**Exercise brief**
Repeat the items below, starting at the first line and stopping after the line that contains "list-item: salario +". Include both of those lines.

╭─ Information supplied

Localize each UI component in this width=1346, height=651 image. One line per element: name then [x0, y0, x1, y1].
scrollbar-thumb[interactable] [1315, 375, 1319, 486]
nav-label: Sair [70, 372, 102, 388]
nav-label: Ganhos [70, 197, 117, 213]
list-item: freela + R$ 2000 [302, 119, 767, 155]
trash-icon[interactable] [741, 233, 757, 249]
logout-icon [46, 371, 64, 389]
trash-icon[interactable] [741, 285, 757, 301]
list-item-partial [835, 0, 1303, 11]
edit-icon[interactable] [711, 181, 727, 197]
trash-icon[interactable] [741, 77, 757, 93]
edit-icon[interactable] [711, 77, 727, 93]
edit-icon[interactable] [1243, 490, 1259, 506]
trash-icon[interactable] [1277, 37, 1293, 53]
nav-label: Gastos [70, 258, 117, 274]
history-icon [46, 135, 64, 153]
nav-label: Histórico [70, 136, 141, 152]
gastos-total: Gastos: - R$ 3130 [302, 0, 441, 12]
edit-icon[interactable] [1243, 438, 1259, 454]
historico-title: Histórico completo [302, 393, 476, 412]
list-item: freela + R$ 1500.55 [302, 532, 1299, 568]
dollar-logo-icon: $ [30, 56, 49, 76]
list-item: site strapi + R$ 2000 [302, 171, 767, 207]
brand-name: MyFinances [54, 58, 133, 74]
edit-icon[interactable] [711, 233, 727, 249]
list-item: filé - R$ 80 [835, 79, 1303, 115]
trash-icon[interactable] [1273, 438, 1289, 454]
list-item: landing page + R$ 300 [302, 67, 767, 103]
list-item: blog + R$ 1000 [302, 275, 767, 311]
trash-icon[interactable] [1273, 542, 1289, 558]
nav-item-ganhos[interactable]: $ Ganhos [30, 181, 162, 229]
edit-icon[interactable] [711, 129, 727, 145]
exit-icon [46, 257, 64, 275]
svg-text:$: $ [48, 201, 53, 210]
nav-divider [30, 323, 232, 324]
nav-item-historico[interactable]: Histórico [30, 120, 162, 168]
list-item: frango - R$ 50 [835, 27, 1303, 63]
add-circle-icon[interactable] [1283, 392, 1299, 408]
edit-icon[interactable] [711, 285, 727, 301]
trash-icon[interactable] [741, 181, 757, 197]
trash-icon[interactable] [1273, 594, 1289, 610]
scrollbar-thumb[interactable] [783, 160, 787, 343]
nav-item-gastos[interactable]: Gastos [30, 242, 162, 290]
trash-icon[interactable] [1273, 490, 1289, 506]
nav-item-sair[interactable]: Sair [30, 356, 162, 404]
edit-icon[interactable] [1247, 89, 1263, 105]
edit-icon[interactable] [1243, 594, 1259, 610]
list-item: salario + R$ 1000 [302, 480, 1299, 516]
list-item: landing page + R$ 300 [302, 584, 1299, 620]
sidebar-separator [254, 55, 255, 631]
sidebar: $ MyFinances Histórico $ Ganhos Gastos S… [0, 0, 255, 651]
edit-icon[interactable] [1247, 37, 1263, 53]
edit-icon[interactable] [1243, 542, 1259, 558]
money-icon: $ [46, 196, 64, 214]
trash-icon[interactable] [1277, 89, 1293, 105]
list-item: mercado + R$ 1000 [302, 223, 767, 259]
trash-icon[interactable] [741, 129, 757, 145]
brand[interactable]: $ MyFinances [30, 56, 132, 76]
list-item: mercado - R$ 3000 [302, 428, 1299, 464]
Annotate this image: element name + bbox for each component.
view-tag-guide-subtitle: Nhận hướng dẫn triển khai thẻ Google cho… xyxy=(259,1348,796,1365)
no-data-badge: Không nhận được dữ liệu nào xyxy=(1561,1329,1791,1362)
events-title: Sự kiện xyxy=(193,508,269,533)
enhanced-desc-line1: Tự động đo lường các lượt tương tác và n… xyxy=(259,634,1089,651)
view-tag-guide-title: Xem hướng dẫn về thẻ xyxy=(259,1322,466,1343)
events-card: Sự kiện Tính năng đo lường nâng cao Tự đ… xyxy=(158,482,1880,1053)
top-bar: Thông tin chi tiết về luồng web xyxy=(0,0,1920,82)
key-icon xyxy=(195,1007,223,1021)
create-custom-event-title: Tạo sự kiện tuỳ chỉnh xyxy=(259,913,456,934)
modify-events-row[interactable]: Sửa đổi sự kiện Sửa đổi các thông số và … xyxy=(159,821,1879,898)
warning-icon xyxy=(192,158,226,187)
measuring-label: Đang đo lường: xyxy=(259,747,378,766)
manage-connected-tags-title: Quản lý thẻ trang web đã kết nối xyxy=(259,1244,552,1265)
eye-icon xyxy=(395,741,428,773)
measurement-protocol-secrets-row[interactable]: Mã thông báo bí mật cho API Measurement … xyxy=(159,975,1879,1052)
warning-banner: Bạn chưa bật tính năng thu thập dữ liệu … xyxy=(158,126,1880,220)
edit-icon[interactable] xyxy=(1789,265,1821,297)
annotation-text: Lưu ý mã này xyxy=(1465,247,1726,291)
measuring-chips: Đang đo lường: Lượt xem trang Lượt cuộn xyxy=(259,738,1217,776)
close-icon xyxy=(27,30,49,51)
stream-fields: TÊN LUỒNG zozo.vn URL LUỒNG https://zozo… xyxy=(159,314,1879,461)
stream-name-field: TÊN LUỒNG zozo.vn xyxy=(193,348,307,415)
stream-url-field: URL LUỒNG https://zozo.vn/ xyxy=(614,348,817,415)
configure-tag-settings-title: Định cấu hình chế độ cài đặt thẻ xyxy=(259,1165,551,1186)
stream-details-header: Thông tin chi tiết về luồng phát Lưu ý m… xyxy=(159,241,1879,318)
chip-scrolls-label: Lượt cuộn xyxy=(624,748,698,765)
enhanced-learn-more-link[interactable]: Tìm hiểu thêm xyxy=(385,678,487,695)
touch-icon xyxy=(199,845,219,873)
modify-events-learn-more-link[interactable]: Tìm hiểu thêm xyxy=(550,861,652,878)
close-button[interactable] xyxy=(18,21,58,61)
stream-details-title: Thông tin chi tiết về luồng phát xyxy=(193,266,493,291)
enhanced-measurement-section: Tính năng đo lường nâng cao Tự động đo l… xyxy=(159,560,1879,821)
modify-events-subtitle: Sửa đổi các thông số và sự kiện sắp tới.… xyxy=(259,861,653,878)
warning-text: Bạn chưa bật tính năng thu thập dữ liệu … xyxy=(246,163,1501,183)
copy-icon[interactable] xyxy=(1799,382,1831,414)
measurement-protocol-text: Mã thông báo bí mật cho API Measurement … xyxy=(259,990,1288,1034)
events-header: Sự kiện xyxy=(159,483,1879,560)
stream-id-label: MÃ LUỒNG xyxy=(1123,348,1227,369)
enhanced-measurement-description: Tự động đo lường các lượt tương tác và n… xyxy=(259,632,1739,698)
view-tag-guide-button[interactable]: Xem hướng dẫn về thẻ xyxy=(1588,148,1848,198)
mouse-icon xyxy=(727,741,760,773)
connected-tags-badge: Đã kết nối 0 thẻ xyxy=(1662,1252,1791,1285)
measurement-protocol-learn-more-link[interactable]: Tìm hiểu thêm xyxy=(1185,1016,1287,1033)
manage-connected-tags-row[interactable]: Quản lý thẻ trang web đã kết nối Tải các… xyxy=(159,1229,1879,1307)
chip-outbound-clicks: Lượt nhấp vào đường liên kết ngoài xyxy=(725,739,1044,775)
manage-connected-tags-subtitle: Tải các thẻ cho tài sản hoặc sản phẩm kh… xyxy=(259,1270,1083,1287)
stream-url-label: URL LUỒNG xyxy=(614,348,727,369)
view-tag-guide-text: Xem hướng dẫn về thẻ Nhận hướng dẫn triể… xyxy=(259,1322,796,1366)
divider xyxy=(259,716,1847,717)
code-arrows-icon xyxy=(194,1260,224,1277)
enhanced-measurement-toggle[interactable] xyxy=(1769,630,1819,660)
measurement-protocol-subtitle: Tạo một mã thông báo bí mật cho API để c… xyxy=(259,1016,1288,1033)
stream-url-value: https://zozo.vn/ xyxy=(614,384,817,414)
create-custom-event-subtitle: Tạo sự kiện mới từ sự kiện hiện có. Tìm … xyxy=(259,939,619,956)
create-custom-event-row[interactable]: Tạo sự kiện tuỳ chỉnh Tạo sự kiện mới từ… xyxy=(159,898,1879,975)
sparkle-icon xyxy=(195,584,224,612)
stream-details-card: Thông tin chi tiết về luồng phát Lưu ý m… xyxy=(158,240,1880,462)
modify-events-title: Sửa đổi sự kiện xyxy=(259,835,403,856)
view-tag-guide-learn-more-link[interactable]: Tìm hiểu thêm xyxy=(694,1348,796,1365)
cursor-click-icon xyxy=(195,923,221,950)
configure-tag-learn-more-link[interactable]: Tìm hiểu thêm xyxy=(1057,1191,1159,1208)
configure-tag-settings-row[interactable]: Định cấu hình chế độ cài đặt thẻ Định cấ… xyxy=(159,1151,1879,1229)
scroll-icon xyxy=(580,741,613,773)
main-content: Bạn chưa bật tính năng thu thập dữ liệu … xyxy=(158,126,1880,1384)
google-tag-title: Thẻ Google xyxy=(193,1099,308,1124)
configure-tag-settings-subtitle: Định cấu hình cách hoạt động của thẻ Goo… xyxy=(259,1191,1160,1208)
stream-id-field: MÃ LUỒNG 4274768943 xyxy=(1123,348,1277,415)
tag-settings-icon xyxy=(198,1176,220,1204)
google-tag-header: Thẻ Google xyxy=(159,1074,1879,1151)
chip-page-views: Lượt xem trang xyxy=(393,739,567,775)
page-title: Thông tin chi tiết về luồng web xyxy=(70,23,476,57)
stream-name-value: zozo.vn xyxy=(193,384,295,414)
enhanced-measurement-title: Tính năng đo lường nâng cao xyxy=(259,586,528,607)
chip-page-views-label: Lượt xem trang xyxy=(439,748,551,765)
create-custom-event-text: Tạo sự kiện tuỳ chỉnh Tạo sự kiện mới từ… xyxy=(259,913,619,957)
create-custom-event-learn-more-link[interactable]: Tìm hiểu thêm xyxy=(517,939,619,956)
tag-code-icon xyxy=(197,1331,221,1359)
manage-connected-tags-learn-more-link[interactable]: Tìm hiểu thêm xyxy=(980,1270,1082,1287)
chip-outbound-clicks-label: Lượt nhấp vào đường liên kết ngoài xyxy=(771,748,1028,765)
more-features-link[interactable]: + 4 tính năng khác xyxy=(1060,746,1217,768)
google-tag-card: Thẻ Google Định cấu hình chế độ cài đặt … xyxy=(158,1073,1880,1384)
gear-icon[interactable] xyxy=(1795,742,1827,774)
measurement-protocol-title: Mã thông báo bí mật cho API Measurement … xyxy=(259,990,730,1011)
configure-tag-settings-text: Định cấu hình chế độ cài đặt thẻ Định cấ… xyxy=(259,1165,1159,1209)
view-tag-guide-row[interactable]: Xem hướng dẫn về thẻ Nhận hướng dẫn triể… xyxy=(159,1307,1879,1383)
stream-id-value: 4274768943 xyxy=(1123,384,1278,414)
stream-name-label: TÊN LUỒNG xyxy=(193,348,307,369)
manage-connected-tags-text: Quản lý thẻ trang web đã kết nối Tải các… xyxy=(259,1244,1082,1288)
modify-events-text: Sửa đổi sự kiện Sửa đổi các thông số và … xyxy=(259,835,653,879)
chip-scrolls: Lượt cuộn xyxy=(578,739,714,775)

╰─

**The completed task**
Localize each UI component in this width=1346, height=651 image. One line per element: name then [x0, y0, x1, y1].
scrollbar-thumb[interactable] [1315, 375, 1319, 486]
nav-label: Sair [70, 372, 102, 388]
nav-label: Ganhos [70, 197, 117, 213]
list-item: freela + R$ 2000 [302, 119, 767, 155]
trash-icon[interactable] [741, 233, 757, 249]
logout-icon [46, 371, 64, 389]
trash-icon[interactable] [741, 285, 757, 301]
list-item-partial [835, 0, 1303, 11]
edit-icon[interactable] [711, 181, 727, 197]
trash-icon[interactable] [741, 77, 757, 93]
edit-icon[interactable] [711, 77, 727, 93]
edit-icon[interactable] [1243, 490, 1259, 506]
trash-icon[interactable] [1277, 37, 1293, 53]
nav-label: Gastos [70, 258, 117, 274]
history-icon [46, 135, 64, 153]
nav-label: Histórico [70, 136, 141, 152]
gastos-total: Gastos: - R$ 3130 [302, 0, 441, 12]
edit-icon[interactable] [1243, 438, 1259, 454]
historico-title: Histórico completo [302, 393, 476, 412]
list-item: freela + R$ 1500.55 [302, 532, 1299, 568]
dollar-logo-icon: $ [30, 56, 49, 76]
list-item: site strapi + R$ 2000 [302, 171, 767, 207]
brand-name: MyFinances [54, 58, 133, 74]
edit-icon[interactable] [711, 233, 727, 249]
list-item: filé - R$ 80 [835, 79, 1303, 115]
trash-icon[interactable] [1273, 438, 1289, 454]
list-item: landing page + R$ 300 [302, 67, 767, 103]
list-item: blog + R$ 1000 [302, 275, 767, 311]
trash-icon[interactable] [1273, 542, 1289, 558]
nav-item-ganhos[interactable]: $ Ganhos [30, 181, 162, 229]
edit-icon[interactable] [711, 129, 727, 145]
exit-icon [46, 257, 64, 275]
svg-text:$: $ [48, 201, 53, 210]
nav-divider [30, 323, 232, 324]
nav-item-historico[interactable]: Histórico [30, 120, 162, 168]
list-item: frango - R$ 50 [835, 27, 1303, 63]
add-circle-icon[interactable] [1283, 392, 1299, 408]
edit-icon[interactable] [711, 285, 727, 301]
trash-icon[interactable] [741, 181, 757, 197]
trash-icon[interactable] [1273, 594, 1289, 610]
scrollbar-thumb[interactable] [783, 160, 787, 343]
nav-item-gastos[interactable]: Gastos [30, 242, 162, 290]
trash-icon[interactable] [1273, 490, 1289, 506]
nav-item-sair[interactable]: Sair [30, 356, 162, 404]
edit-icon[interactable] [1247, 89, 1263, 105]
edit-icon[interactable] [1243, 594, 1259, 610]
list-item: salario + R$ 1000 [302, 480, 1299, 516]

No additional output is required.